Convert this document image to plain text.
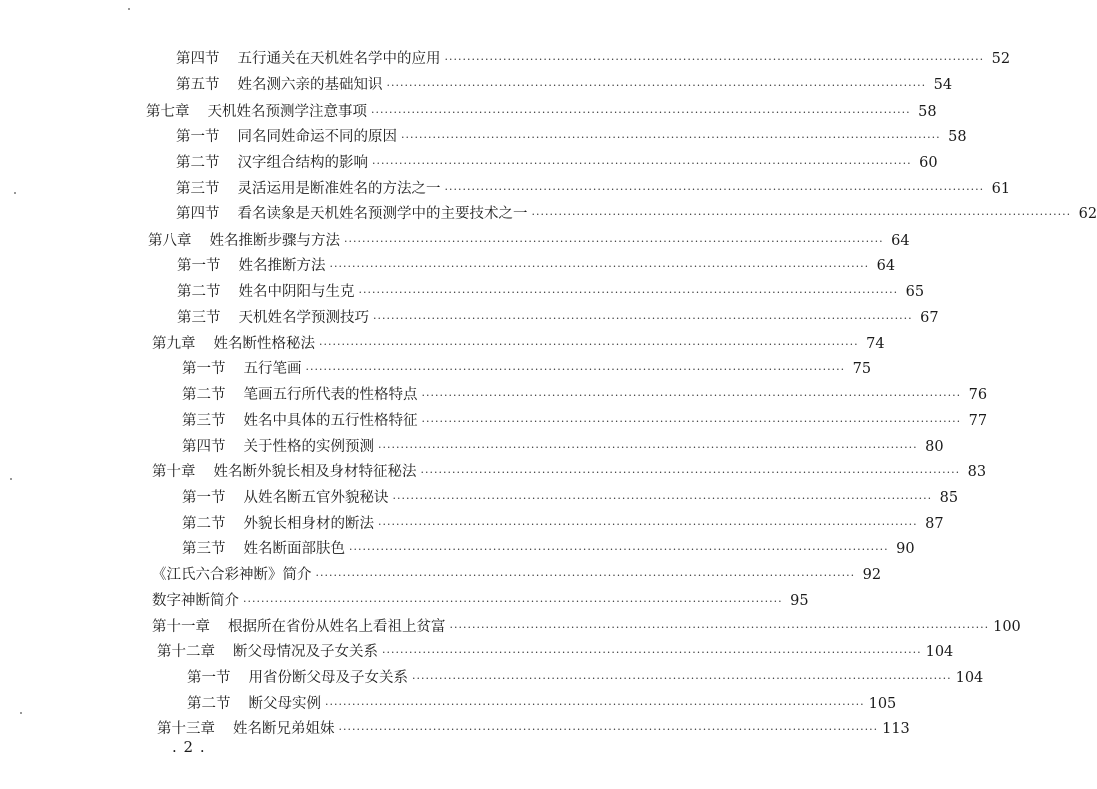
第四节 五行通关在天机姓名学中的应用 ························································································································ 52
第五节 姓名测六亲的基础知识 ························································································································ 54
第七章 天机姓名预测学注意事项 ························································································································ 58
第一节 同名同姓命运不同的原因 ························································································································ 58
第二节 汉字组合结构的影响 ························································································································ 60
第三节 灵活运用是断准姓名的方法之一 ························································································································ 61
第四节 看名读象是天机姓名预测学中的主要技术之一 ························································································································ 62
第八章 姓名推断步骤与方法 ························································································································ 64
第一节 姓名推断方法 ························································································································ 64
第二节 姓名中阴阳与生克 ························································································································ 65
第三节 天机姓名学预测技巧 ························································································································ 67
第九章 姓名断性格秘法 ························································································································ 74
第一节 五行笔画 ························································································································ 75
第二节 笔画五行所代表的性格特点 ························································································································ 76
第三节 姓名中具体的五行性格特征 ························································································································ 77
第四节 关于性格的实例预测 ························································································································ 80
第十章 姓名断外貌长相及身材特征秘法 ························································································································ 83
第一节 从姓名断五官外貌秘诀 ························································································································ 85
第二节 外貌长相身材的断法 ························································································································ 87
第三节 姓名断面部肤色 ························································································································ 90
《江氏六合彩神断》简介 ························································································································ 92
数字神断简介 ························································································································ 95
第十一章 根据所在省份从姓名上看祖上贫富 ························································································································ 100
第十二章 断父母情况及子女关系 ························································································································ 104
第一节 用省份断父母及子女关系 ························································································································ 104
第二节 断父母实例 ························································································································ 105
第十三章 姓名断兄弟姐妹 ························································································································ 113
. 2 .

• [GIVEN REQUEST]: Without including any pictures, output all the entries above exactly.

• [ANSWER TO THIS TASK]:
Convert this document image to plain text.
第四节 五行通关在天机姓名学中的应用 ························································································································ 52
第五节 姓名测六亲的基础知识 ························································································································ 54
第七章 天机姓名预测学注意事项 ························································································································ 58
第一节 同名同姓命运不同的原因 ························································································································ 58
第二节 汉字组合结构的影响 ························································································································ 60
第三节 灵活运用是断准姓名的方法之一 ························································································································ 61
第四节 看名读象是天机姓名预测学中的主要技术之一 ························································································································ 62
第八章 姓名推断步骤与方法 ························································································································ 64
第一节 姓名推断方法 ························································································································ 64
第二节 姓名中阴阳与生克 ························································································································ 65
第三节 天机姓名学预测技巧 ························································································································ 67
第九章 姓名断性格秘法 ························································································································ 74
第一节 五行笔画 ························································································································ 75
第二节 笔画五行所代表的性格特点 ························································································································ 76
第三节 姓名中具体的五行性格特征 ························································································································ 77
第四节 关于性格的实例预测 ························································································································ 80
第十章 姓名断外貌长相及身材特征秘法 ························································································································ 83
第一节 从姓名断五官外貌秘诀 ························································································································ 85
第二节 外貌长相身材的断法 ························································································································ 87
第三节 姓名断面部肤色 ························································································································ 90
《江氏六合彩神断》简介 ························································································································ 92
数字神断简介 ························································································································ 95
第十一章 根据所在省份从姓名上看祖上贫富 ························································································································ 100
第十二章 断父母情况及子女关系 ························································································································ 104
第一节 用省份断父母及子女关系 ························································································································ 104
第二节 断父母实例 ························································································································ 105
第十三章 姓名断兄弟姐妹 ························································································································ 113
. 2 .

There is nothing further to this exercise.